Work to complete –
Your task is to locate every line holding the string "λιμὴν" and to copy each of them.

** Begin **

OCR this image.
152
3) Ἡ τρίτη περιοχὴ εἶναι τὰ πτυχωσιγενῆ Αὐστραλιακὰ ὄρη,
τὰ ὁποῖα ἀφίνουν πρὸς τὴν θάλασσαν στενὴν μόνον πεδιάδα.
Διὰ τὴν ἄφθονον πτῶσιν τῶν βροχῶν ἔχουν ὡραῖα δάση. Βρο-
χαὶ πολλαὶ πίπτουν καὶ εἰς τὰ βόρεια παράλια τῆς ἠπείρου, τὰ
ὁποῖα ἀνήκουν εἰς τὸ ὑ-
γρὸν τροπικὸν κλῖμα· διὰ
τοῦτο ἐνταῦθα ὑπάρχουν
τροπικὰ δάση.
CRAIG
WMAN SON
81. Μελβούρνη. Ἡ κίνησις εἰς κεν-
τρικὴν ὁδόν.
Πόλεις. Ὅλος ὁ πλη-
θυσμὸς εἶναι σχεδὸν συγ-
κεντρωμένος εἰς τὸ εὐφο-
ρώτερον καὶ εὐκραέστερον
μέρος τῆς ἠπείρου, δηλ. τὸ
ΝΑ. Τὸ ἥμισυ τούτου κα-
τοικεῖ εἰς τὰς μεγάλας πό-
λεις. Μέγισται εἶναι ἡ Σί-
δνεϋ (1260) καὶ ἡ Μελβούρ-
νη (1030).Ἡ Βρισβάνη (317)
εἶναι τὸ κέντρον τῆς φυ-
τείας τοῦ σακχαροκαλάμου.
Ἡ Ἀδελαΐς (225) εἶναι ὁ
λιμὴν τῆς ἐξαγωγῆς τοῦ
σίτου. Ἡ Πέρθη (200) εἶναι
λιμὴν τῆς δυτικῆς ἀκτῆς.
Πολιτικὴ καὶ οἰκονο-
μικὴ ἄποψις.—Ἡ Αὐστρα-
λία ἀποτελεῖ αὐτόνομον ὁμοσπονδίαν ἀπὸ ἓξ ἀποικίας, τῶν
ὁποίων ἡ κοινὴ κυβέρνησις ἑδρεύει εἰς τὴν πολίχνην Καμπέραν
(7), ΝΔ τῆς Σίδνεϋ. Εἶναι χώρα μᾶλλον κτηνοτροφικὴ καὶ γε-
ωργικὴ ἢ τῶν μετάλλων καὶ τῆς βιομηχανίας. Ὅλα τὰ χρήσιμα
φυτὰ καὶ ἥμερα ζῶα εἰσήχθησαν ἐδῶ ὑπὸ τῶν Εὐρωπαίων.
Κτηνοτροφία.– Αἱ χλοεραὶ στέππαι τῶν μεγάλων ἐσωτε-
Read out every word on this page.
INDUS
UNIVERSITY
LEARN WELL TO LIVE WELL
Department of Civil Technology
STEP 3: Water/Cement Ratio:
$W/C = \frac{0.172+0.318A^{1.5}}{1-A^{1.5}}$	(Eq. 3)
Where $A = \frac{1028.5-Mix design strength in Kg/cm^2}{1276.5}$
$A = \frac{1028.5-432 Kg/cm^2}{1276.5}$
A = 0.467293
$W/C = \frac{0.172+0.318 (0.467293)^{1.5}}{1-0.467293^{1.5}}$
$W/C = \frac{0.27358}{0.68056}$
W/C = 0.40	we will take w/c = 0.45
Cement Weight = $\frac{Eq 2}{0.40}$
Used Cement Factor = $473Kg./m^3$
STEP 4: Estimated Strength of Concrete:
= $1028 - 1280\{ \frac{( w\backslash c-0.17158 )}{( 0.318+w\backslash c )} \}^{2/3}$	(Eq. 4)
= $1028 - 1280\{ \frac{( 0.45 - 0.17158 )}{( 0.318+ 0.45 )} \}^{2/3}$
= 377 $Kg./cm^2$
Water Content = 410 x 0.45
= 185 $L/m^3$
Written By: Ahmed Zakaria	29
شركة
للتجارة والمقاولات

** End **

Task response –
λιμὴν τῆς ἐξαγωγῆς τοῦ
λιμὴν τῆς δυτικῆς ἀκτῆς.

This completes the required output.